• _Work to complete_
Copy out each line of the listing that has the word "annotation" in it.

• _Listed entries_
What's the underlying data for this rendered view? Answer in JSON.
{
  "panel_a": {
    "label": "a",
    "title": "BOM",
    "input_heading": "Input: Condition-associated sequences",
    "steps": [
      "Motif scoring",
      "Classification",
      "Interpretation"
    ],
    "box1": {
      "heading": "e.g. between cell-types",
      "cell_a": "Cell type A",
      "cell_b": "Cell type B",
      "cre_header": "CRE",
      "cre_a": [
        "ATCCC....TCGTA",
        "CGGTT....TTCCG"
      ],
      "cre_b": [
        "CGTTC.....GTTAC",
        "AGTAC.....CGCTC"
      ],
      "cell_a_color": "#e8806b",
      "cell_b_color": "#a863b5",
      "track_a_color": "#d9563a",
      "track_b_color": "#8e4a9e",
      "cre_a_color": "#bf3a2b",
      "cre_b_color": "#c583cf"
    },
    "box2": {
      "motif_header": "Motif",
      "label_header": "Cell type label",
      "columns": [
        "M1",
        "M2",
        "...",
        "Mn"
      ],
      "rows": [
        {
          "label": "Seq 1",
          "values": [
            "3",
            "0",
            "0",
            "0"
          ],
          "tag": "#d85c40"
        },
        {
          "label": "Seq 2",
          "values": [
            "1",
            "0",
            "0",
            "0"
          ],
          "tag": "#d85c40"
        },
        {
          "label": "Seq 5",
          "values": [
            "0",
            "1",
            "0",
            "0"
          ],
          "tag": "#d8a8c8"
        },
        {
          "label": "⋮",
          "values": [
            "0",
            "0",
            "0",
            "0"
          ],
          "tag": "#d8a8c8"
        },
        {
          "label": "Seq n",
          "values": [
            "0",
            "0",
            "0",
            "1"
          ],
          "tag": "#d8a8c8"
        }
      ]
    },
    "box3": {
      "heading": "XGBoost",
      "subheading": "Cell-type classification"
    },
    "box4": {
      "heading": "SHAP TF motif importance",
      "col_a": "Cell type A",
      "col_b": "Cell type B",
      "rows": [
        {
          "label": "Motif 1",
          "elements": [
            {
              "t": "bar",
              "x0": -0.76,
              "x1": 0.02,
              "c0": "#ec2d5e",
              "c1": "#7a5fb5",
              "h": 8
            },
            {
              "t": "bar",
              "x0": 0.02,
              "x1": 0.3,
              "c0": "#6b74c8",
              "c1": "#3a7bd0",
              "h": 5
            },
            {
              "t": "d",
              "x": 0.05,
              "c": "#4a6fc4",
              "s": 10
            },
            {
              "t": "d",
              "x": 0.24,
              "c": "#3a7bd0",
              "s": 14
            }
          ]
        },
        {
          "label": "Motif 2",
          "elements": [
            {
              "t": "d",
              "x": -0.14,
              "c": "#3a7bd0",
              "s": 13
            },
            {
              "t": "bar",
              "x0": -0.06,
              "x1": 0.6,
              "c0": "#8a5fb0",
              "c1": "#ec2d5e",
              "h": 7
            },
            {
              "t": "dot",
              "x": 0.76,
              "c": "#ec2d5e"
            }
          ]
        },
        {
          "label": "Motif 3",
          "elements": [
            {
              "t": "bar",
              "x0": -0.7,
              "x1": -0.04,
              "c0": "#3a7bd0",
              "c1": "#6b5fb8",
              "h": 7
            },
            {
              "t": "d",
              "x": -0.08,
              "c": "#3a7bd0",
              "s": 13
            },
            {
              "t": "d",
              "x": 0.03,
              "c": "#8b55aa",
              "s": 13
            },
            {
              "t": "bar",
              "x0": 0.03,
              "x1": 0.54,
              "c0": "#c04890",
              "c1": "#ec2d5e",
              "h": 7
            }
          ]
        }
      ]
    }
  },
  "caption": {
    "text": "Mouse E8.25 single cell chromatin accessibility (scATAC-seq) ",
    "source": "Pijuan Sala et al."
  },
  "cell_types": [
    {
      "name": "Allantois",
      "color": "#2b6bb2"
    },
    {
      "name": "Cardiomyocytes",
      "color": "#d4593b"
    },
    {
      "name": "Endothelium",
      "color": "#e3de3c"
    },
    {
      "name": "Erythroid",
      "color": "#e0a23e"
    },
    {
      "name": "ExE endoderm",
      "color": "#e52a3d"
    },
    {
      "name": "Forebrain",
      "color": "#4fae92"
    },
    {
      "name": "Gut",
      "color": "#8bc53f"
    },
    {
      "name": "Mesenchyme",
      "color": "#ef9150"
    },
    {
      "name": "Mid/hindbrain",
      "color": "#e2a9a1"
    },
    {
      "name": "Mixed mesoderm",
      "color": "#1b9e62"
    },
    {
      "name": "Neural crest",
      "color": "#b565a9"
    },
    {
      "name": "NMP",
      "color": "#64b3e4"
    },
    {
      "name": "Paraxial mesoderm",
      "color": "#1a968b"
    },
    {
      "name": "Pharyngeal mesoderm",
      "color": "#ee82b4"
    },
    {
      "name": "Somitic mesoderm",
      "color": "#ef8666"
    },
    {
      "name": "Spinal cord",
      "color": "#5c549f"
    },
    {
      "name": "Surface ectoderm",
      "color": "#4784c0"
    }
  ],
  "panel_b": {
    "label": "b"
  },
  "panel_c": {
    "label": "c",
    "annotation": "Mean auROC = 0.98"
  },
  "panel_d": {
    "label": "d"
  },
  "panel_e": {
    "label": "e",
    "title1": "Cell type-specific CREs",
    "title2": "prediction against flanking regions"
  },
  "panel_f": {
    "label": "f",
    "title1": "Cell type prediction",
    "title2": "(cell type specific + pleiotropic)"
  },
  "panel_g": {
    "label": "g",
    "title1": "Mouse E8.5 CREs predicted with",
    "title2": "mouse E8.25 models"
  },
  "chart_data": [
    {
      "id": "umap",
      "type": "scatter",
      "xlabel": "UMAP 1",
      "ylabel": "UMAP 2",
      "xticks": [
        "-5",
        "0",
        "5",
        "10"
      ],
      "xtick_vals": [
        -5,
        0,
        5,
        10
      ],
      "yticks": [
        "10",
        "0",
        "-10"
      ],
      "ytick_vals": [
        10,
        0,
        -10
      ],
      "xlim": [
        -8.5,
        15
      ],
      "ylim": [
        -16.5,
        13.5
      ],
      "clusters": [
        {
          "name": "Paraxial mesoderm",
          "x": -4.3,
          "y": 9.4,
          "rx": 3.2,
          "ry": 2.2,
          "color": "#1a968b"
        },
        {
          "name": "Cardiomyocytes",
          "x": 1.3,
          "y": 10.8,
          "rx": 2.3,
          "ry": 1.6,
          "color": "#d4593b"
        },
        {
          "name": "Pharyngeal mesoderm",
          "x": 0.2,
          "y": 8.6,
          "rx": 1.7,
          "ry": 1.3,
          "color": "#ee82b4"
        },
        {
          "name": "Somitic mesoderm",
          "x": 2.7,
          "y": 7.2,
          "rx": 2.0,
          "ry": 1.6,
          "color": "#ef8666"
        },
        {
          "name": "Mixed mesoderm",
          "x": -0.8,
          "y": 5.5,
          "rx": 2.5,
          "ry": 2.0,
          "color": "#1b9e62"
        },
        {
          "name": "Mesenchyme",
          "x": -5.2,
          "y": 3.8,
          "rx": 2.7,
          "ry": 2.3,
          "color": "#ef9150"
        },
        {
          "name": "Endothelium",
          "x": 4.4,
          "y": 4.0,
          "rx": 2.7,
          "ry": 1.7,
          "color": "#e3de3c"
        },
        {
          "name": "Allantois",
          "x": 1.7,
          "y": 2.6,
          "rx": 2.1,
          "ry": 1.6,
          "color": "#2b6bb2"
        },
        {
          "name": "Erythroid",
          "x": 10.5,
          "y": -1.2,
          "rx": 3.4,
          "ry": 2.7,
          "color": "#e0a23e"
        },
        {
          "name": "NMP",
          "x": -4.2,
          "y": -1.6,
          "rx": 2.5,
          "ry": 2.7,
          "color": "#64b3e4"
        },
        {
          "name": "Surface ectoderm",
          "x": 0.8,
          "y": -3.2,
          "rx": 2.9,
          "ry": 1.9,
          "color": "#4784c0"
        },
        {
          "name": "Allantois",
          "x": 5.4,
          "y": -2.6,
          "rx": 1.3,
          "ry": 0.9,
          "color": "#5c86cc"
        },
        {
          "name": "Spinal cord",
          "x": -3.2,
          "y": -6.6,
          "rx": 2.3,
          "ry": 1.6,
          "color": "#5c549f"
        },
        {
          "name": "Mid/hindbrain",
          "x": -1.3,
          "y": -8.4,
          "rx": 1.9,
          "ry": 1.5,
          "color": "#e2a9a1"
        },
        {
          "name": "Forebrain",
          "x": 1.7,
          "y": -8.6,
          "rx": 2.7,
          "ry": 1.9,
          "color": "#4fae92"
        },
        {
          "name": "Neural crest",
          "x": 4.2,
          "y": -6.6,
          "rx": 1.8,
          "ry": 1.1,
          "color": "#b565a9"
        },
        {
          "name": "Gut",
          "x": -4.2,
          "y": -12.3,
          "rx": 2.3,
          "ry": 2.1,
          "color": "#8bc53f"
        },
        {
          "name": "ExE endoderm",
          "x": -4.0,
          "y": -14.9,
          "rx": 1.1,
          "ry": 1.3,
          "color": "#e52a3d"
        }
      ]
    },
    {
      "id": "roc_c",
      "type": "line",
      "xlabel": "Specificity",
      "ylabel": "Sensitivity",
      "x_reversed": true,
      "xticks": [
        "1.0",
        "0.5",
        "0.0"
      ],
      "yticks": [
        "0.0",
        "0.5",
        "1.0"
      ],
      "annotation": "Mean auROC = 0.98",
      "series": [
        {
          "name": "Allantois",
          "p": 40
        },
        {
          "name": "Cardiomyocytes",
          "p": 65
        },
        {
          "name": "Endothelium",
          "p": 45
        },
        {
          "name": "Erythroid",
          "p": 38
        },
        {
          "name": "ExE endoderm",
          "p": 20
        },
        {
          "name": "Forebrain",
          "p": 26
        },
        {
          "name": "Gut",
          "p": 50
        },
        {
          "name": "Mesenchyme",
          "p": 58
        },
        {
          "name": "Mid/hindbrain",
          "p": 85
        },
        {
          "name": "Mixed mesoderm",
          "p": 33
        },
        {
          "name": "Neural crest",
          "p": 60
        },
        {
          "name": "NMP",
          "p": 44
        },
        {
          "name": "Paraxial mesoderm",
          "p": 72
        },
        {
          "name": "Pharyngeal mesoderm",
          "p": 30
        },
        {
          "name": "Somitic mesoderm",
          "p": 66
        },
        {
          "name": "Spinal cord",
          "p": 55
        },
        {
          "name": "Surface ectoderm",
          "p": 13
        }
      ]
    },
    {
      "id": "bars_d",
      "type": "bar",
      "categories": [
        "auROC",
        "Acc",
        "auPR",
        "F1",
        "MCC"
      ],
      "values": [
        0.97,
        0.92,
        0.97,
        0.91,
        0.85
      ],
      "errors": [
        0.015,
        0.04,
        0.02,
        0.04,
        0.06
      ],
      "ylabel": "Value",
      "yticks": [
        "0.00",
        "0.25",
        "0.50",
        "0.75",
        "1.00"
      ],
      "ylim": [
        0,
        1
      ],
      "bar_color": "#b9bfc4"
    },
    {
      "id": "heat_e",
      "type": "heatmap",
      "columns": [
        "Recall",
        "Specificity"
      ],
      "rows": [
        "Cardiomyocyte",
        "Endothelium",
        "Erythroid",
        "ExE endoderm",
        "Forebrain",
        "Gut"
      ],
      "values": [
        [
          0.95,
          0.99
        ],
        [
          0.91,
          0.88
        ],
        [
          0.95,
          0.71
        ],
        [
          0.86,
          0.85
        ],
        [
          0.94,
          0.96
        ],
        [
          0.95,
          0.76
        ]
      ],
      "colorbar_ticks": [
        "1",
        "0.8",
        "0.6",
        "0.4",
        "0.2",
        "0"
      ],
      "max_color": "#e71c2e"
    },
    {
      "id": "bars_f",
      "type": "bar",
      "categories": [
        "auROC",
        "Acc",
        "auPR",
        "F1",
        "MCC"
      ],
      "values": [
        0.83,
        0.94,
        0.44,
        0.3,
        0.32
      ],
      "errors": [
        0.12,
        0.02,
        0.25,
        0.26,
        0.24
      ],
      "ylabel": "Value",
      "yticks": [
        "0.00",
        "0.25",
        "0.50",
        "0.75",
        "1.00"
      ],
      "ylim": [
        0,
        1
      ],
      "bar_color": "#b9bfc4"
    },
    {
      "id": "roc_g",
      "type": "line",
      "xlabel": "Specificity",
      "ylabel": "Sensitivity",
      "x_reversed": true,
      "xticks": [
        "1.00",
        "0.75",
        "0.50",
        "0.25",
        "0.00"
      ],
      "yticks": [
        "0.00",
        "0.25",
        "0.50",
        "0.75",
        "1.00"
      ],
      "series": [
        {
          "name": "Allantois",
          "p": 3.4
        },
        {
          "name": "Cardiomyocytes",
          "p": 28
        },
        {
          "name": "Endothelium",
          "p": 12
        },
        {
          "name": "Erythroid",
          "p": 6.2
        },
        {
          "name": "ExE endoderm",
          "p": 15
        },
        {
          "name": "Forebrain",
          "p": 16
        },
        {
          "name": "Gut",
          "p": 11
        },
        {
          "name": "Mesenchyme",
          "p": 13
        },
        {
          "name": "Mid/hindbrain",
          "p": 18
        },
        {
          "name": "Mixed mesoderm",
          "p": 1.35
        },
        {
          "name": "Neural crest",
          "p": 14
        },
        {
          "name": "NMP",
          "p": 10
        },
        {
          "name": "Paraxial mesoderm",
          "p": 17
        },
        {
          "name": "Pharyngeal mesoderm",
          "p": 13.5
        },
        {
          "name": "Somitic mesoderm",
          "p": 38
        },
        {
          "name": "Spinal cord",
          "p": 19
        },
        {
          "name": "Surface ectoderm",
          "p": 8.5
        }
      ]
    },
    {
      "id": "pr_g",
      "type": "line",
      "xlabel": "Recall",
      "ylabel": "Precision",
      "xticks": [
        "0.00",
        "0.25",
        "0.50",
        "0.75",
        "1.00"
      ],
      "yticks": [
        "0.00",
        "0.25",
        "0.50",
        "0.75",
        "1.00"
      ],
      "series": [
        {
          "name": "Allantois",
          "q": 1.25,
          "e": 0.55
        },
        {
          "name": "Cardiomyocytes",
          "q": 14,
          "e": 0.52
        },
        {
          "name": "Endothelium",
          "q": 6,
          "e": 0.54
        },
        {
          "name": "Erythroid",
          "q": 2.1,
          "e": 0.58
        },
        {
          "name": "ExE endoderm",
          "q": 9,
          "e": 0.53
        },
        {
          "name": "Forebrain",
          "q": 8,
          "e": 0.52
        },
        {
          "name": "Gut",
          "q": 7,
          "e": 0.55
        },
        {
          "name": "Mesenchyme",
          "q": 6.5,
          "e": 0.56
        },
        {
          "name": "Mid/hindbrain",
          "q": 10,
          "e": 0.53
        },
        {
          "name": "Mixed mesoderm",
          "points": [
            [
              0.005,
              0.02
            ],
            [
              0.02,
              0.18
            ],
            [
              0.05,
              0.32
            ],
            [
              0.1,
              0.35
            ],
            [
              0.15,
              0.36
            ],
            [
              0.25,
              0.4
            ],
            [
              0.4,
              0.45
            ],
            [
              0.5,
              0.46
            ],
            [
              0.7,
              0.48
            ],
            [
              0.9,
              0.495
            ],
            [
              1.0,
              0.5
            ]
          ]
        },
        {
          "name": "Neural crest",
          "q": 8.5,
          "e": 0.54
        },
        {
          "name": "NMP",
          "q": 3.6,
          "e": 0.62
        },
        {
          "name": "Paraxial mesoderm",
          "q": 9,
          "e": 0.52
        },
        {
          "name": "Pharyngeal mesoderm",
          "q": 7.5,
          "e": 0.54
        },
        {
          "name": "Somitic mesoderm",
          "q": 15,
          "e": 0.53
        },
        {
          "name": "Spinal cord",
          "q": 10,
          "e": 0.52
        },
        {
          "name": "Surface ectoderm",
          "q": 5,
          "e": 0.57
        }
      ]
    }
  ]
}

• _Answer for the task_
    "annotation": "Mean auROC = 0.98"
      "annotation": "Mean auROC = 0.98",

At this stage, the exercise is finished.